▶ _TASK REQUIREMENTS_: Write out the data again in full, exactly as it reads.
[start of EXCERPTED RECORDS]
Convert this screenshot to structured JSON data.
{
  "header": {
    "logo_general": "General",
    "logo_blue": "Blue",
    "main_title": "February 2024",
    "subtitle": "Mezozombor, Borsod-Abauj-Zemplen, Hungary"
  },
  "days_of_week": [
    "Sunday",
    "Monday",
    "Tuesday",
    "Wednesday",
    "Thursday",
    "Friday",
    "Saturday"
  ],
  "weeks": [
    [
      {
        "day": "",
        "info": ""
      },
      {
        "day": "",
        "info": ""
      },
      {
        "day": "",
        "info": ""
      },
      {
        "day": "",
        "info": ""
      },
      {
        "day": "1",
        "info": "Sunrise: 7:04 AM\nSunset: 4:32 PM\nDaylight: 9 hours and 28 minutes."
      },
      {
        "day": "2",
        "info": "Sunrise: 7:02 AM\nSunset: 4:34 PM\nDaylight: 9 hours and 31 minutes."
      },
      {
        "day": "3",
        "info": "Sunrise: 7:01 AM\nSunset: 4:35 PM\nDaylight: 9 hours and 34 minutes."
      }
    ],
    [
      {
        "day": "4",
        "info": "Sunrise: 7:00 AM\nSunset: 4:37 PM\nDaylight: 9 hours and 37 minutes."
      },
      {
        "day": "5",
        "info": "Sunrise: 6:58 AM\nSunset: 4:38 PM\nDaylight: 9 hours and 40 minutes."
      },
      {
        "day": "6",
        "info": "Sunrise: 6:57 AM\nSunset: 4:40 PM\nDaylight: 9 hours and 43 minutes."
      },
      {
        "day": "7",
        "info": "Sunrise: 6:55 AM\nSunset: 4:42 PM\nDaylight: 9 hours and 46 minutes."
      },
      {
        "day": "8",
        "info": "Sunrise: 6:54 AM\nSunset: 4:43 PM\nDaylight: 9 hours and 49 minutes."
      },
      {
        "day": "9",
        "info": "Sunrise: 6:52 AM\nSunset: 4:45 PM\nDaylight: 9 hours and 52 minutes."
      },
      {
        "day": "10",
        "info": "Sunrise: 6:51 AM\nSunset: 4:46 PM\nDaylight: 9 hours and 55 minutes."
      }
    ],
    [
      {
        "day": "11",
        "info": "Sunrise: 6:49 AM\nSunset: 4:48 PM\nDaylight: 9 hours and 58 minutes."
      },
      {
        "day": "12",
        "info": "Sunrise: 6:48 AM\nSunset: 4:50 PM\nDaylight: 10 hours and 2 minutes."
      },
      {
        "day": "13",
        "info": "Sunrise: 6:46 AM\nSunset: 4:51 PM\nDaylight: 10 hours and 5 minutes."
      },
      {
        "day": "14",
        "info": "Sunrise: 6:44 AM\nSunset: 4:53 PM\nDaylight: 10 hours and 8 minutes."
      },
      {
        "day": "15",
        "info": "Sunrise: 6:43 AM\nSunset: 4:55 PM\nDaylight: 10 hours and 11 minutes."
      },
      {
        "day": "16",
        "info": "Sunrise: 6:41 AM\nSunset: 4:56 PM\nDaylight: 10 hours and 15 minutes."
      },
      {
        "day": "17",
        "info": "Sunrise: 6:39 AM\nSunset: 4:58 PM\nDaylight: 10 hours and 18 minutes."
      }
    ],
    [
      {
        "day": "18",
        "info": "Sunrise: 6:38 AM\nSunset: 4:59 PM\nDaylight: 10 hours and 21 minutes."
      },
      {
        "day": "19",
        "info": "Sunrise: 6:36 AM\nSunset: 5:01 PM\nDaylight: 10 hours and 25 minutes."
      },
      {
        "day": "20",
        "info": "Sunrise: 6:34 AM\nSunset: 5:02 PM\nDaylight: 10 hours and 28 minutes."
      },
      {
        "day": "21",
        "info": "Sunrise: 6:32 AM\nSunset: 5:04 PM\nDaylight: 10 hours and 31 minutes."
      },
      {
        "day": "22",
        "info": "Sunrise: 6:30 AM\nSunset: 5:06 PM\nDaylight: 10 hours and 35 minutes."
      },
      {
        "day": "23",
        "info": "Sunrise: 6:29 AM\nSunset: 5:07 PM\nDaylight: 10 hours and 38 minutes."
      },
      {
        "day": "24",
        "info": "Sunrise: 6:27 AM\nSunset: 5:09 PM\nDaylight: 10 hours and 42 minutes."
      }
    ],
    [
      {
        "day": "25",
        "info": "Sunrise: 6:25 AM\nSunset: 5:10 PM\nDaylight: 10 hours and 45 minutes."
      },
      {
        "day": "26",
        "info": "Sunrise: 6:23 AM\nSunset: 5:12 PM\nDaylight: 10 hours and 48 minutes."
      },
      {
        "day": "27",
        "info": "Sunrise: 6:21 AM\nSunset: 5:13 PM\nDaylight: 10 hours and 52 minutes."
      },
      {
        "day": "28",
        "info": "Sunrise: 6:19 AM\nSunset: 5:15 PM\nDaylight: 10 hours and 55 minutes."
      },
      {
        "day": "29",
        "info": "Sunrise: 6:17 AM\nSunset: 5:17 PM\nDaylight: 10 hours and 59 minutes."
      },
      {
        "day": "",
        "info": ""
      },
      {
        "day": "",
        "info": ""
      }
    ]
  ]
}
[end of EXCERPTED RECORDS]
▶ _ANSWER IN FULL_:
Convert this screenshot to structured JSON data.
{
  "header": {
    "logo_general": "General",
    "logo_blue": "Blue",
    "main_title": "February 2024",
    "subtitle": "Mezozombor, Borsod-Abauj-Zemplen, Hungary"
  },
  "days_of_week": [
    "Sunday",
    "Monday",
    "Tuesday",
    "Wednesday",
    "Thursday",
    "Friday",
    "Saturday"
  ],
  "weeks": [
    [
      {
        "day": "",
        "info": ""
      },
      {
        "day": "",
        "info": ""
      },
      {
        "day": "",
        "info": ""
      },
      {
        "day": "",
        "info": ""
      },
      {
        "day": "1",
        "info": "Sunrise: 7:04 AM\nSunset: 4:32 PM\nDaylight: 9 hours and 28 minutes."
      },
      {
        "day": "2",
        "info": "Sunrise: 7:02 AM\nSunset: 4:34 PM\nDaylight: 9 hours and 31 minutes."
      },
      {
        "day": "3",
        "info": "Sunrise: 7:01 AM\nSunset: 4:35 PM\nDaylight: 9 hours and 34 minutes."
      }
    ],
    [
      {
        "day": "4",
        "info": "Sunrise: 7:00 AM\nSunset: 4:37 PM\nDaylight: 9 hours and 37 minutes."
      },
      {
        "day": "5",
        "info": "Sunrise: 6:58 AM\nSunset: 4:38 PM\nDaylight: 9 hours and 40 minutes."
      },
      {
        "day": "6",
        "info": "Sunrise: 6:57 AM\nSunset: 4:40 PM\nDaylight: 9 hours and 43 minutes."
      },
      {
        "day": "7",
        "info": "Sunrise: 6:55 AM\nSunset: 4:42 PM\nDaylight: 9 hours and 46 minutes."
      },
      {
        "day": "8",
        "info": "Sunrise: 6:54 AM\nSunset: 4:43 PM\nDaylight: 9 hours and 49 minutes."
      },
      {
        "day": "9",
        "info": "Sunrise: 6:52 AM\nSunset: 4:45 PM\nDaylight: 9 hours and 52 minutes."
      },
      {
        "day": "10",
        "info": "Sunrise: 6:51 AM\nSunset: 4:46 PM\nDaylight: 9 hours and 55 minutes."
      }
    ],
    [
      {
        "day": "11",
        "info": "Sunrise: 6:49 AM\nSunset: 4:48 PM\nDaylight: 9 hours and 58 minutes."
      },
      {
        "day": "12",
        "info": "Sunrise: 6:48 AM\nSunset: 4:50 PM\nDaylight: 10 hours and 2 minutes."
      },
      {
        "day": "13",
        "info": "Sunrise: 6:46 AM\nSunset: 4:51 PM\nDaylight: 10 hours and 5 minutes."
      },
      {
        "day": "14",
        "info": "Sunrise: 6:44 AM\nSunset: 4:53 PM\nDaylight: 10 hours and 8 minutes."
      },
      {
        "day": "15",
        "info": "Sunrise: 6:43 AM\nSunset: 4:55 PM\nDaylight: 10 hours and 11 minutes."
      },
      {
        "day": "16",
        "info": "Sunrise: 6:41 AM\nSunset: 4:56 PM\nDaylight: 10 hours and 15 minutes."
      },
      {
        "day": "17",
        "info": "Sunrise: 6:39 AM\nSunset: 4:58 PM\nDaylight: 10 hours and 18 minutes."
      }
    ],
    [
      {
        "day": "18",
        "info": "Sunrise: 6:38 AM\nSunset: 4:59 PM\nDaylight: 10 hours and 21 minutes."
      },
      {
        "day": "19",
        "info": "Sunrise: 6:36 AM\nSunset: 5:01 PM\nDaylight: 10 hours and 25 minutes."
      },
      {
        "day": "20",
        "info": "Sunrise: 6:34 AM\nSunset: 5:02 PM\nDaylight: 10 hours and 28 minutes."
      },
      {
        "day": "21",
        "info": "Sunrise: 6:32 AM\nSunset: 5:04 PM\nDaylight: 10 hours and 31 minutes."
      },
      {
        "day": "22",
        "info": "Sunrise: 6:30 AM\nSunset: 5:06 PM\nDaylight: 10 hours and 35 minutes."
      },
      {
        "day": "23",
        "info": "Sunrise: 6:29 AM\nSunset: 5:07 PM\nDaylight: 10 hours and 38 minutes."
      },
      {
        "day": "24",
        "info": "Sunrise: 6:27 AM\nSunset: 5:09 PM\nDaylight: 10 hours and 42 minutes."
      }
    ],
    [
      {
        "day": "25",
        "info": "Sunrise: 6:25 AM\nSunset: 5:10 PM\nDaylight: 10 hours and 45 minutes."
      },
      {
        "day": "26",
        "info": "Sunrise: 6:23 AM\nSunset: 5:12 PM\nDaylight: 10 hours and 48 minutes."
      },
      {
        "day": "27",
        "info": "Sunrise: 6:21 AM\nSunset: 5:13 PM\nDaylight: 10 hours and 52 minutes."
      },
      {
        "day": "28",
        "info": "Sunrise: 6:19 AM\nSunset: 5:15 PM\nDaylight: 10 hours and 55 minutes."
      },
      {
        "day": "29",
        "info": "Sunrise: 6:17 AM\nSunset: 5:17 PM\nDaylight: 10 hours and 59 minutes."
      },
      {
        "day": "",
        "info": ""
      },
      {
        "day": "",
        "info": ""
      }
    ]
  ]
}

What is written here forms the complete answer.